▶ **MATERIAL FOR THE TASK**:

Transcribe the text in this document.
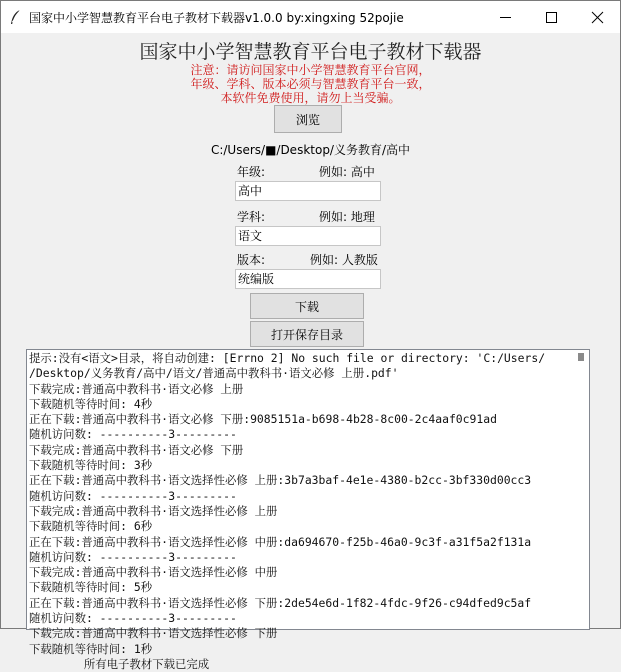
国家中小学智慧教育平台电子教材下载器v1.0.0 by:xingxing 52pojie
国家中小学智慧教育平台电子教材下载器
注意：请访问国家中小学智慧教育平台官网，
年级、学科、版本必须与智慧教育平台一致，
本软件免费使用，请勿上当受骗。
浏览
C:/Users/■/Desktop/义务教育/高中
年级:	例如: 高中
高中
学科:	例如: 地理
语文
版本:	例如: 人教版
统编版
下载
打开保存目录
提示:没有<语文>目录，将自动创建: [Errno 2] No such file or directory: 'C:/Users/
/Desktop/义务教育/高中/语文/普通高中教科书·语文必修 上册.pdf'
下载完成:普通高中教科书·语文必修 上册
下载随机等待时间: 4秒
正在下载:普通高中教科书·语文必修 下册:9085151a-b698-4b28-8c00-2c4aaf0c91ad
随机访问数: ----------3---------
下载完成:普通高中教科书·语文必修 下册
下载随机等待时间: 3秒
正在下载:普通高中教科书·语文选择性必修 上册:3b7a3baf-4e1e-4380-b2cc-3bf330d00cc3
随机访问数: ----------3---------
下载完成:普通高中教科书·语文选择性必修 上册
下载随机等待时间: 6秒
正在下载:普通高中教科书·语文选择性必修 中册:da694670-f25b-46a0-9c3f-a31f5a2f131a
随机访问数: ----------3---------
下载完成:普通高中教科书·语文选择性必修 中册
下载随机等待时间: 5秒
正在下载:普通高中教科书·语文选择性必修 下册:2de54e6d-1f82-4fdc-9f26-c94dfed9c5af
随机访问数: ----------3---------
下载完成:普通高中教科书·语文选择性必修 下册
下载随机等待时间: 1秒
所有电子教材下载已完成
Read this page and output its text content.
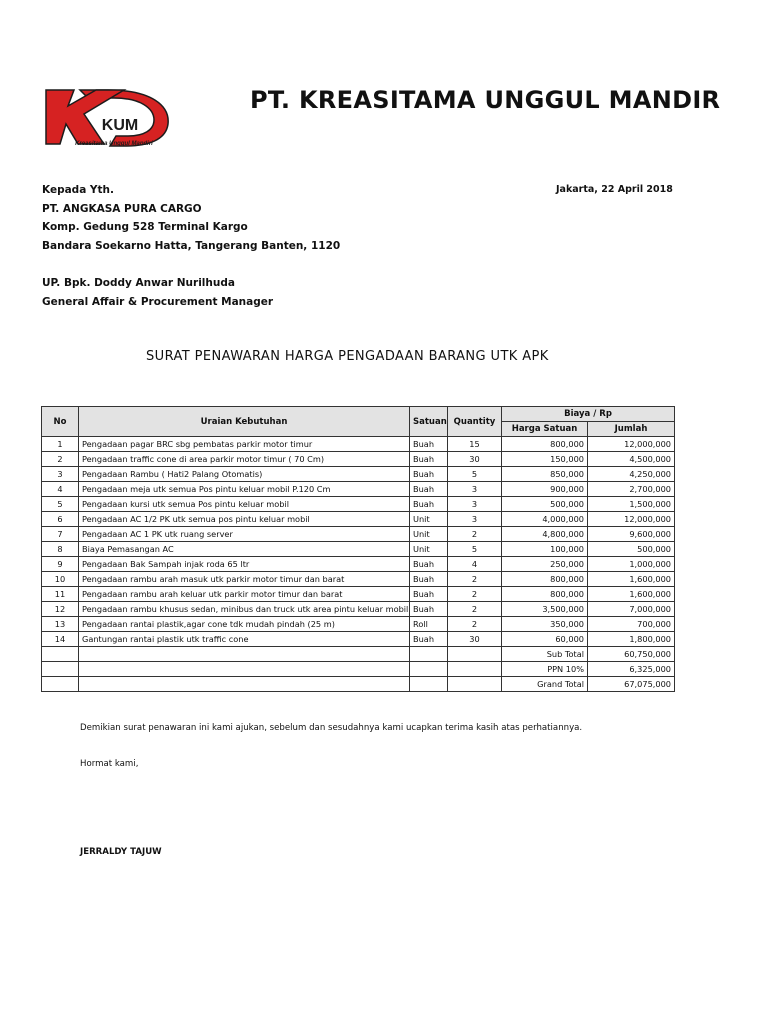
KUM
Kreasitama Unggul Mandiri
PT. KREASITAMA UNGGUL MANDIR
Kepada Yth.
PT. ANGKASA PURA CARGO
Komp. Gedung 528 Terminal Kargo
Bandara Soekarno Hatta, Tangerang Banten, 1120
UP. Bpk. Doddy Anwar Nurilhuda
General Affair & Procurement Manager
Jakarta, 22 April 2018
SURAT PENAWARAN HARGA PENGADAAN BARANG UTK APK
No	Uraian Kebutuhan	Satuan	Quantity	Biaya / Rp	
				Harga Satuan	Jumlah
1	Pengadaan pagar BRC sbg pembatas parkir motor timur	Buah	15	800,000	12,000,000
2	Pengadaan traffic cone di area parkir motor timur ( 70 Cm)	Buah	30	150,000	4,500,000
3	Pengadaan Rambu ( Hati2 Palang Otomatis)	Buah	5	850,000	4,250,000
4	Pengadaan meja utk semua Pos pintu keluar mobil P.120 Cm	Buah	3	900,000	2,700,000
5	Pengadaan kursi utk semua Pos pintu keluar mobil	Buah	3	500,000	1,500,000
6	Pengadaan AC 1/2 PK utk semua pos pintu keluar mobil	Unit	3	4,000,000	12,000,000
7	Pengadaan AC 1 PK utk ruang server	Unit	2	4,800,000	9,600,000
8	Biaya Pemasangan AC	Unit	5	100,000	500,000
9	Pengadaan Bak Sampah injak roda 65 ltr	Buah	4	250,000	1,000,000
10	Pengadaan rambu arah masuk utk parkir motor timur dan barat	Buah	2	800,000	1,600,000
11	Pengadaan rambu arah keluar utk parkir motor timur dan barat	Buah	2	800,000	1,600,000
12	Pengadaan rambu khusus sedan, minibus dan truck utk area pintu keluar mobil	Buah	2	3,500,000	7,000,000
13	Pengadaan rantai plastik,agar cone tdk mudah pindah (25 m)	Roll	2	350,000	700,000
14	Gantungan rantai plastik utk traffic cone	Buah	30	60,000	1,800,000
				Sub Total	60,750,000
				PPN 10%	6,325,000
				Grand Total	67,075,000
Demikian surat penawaran ini kami ajukan, sebelum dan sesudahnya kami ucapkan terima kasih atas perhatiannya.
Hormat kami,
JERRALDY TAJUW
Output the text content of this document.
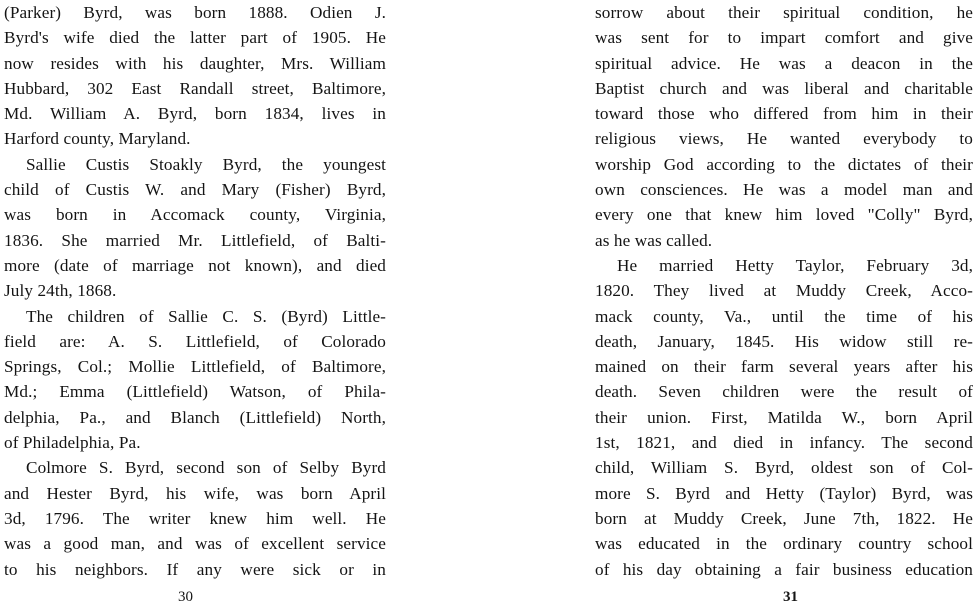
(Parker) Byrd, was born 1888. Odien J.
Byrd's wife died the latter part of 1905. He
now resides with his daughter, Mrs. William
Hubbard, 302 East Randall street, Baltimore,
Md. William A. Byrd, born 1834, lives in
Harford county, Maryland.
Sallie Custis Stoakly Byrd, the youngest
child of Custis W. and Mary (Fisher) Byrd,
was born in Accomack county, Virginia,
1836. She married Mr. Littlefield, of Balti-
more (date of marriage not known), and died
July 24th, 1868.
The children of Sallie C. S. (Byrd) Little-
field are: A. S. Littlefield, of Colorado
Springs, Col.; Mollie Littlefield, of Baltimore,
Md.; Emma (Littlefield) Watson, of Phila-
delphia, Pa., and Blanch (Littlefield) North,
of Philadelphia, Pa.
Colmore S. Byrd, second son of Selby Byrd
and Hester Byrd, his wife, was born April
3d, 1796. The writer knew him well. He
was a good man, and was of excellent service
to his neighbors. If any were sick or in
30
sorrow about their spiritual condition, he
was sent for to impart comfort and give
spiritual advice. He was a deacon in the
Baptist church and was liberal and charitable
toward those who differed from him in their
religious views, He wanted everybody to
worship God according to the dictates of their
own consciences. He was a model man and
every one that knew him loved "Colly" Byrd,
as he was called.
He married Hetty Taylor, February 3d,
1820. They lived at Muddy Creek, Acco-
mack county, Va., until the time of his
death, January, 1845. His widow still re-
mained on their farm several years after his
death. Seven children were the result of
their union. First, Matilda W., born April
1st, 1821, and died in infancy. The second
child, William S. Byrd, oldest son of Col-
more S. Byrd and Hetty (Taylor) Byrd, was
born at Muddy Creek, June 7th, 1822. He
was educated in the ordinary country school
of his day obtaining a fair business education
31
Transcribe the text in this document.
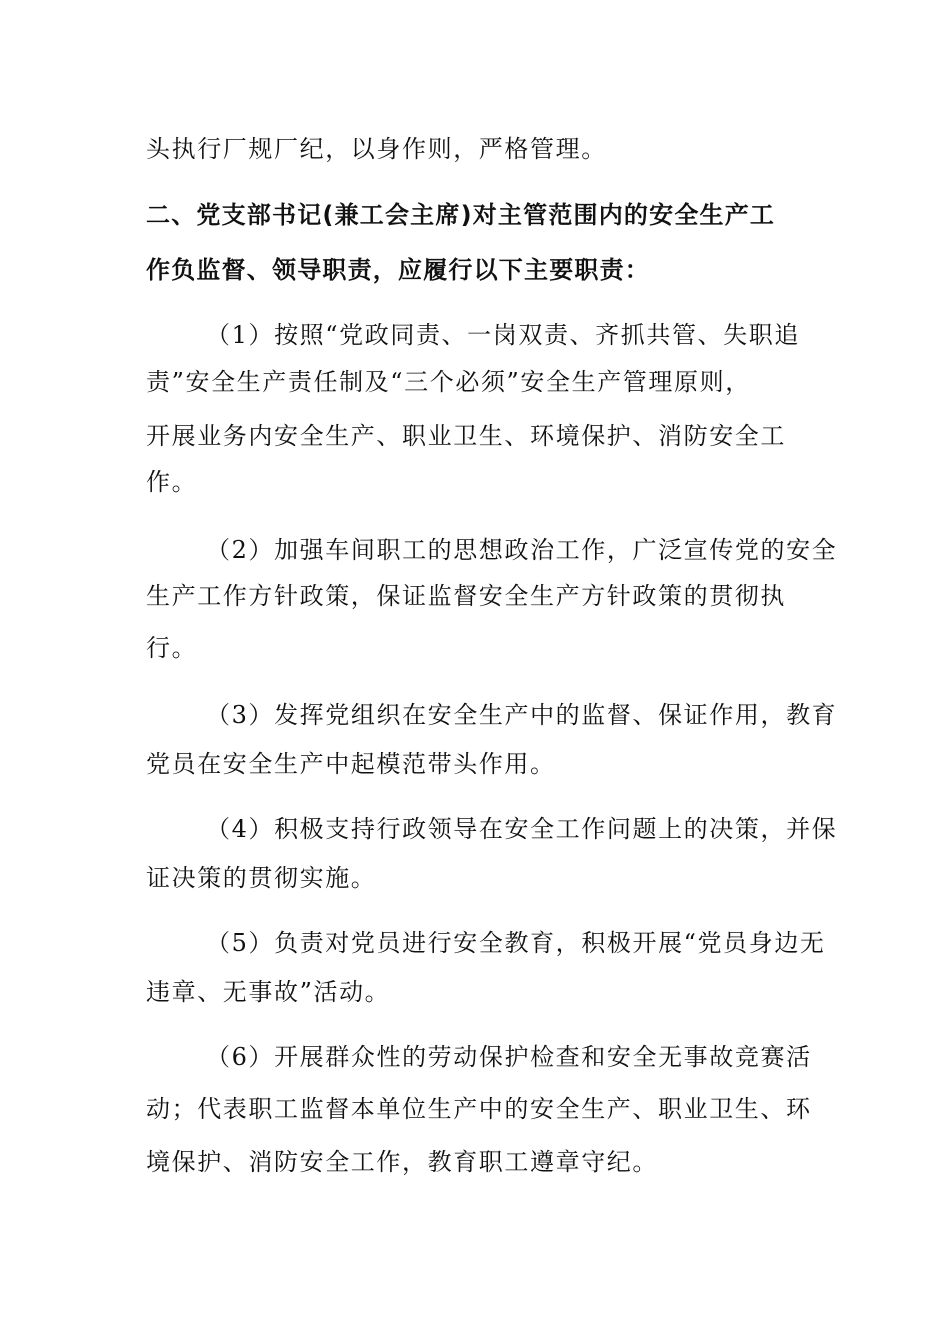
头执行厂规厂纪，以身作则，严格管理。
二、党支部书记(兼工会主席)对主管范围内的安全生产工
作负监督、领导职责，应履行以下主要职责：
（1）按照“党政同责、一岗双责、齐抓共管、失职追
责”安全生产责任制及“三个必须”安全生产管理原则，
开展业务内安全生产、职业卫生、环境保护、消防安全工
作。
（2）加强车间职工的思想政治工作，广泛宣传党的安全
生产工作方针政策，保证监督安全生产方针政策的贯彻执
行。
（3）发挥党组织在安全生产中的监督、保证作用，教育
党员在安全生产中起模范带头作用。
（4）积极支持行政领导在安全工作问题上的决策，并保
证决策的贯彻实施。
（5）负责对党员进行安全教育，积极开展“党员身边无
违章、无事故”活动。
（6）开展群众性的劳动保护检查和安全无事故竞赛活
动；代表职工监督本单位生产中的安全生产、职业卫生、环
境保护、消防安全工作，教育职工遵章守纪。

▶ **WHAT THIS TASK INVOLVES**:
Count how many lines contain "knew" and give only that count.

▶ **RESULT FOR THIS TASK**:
2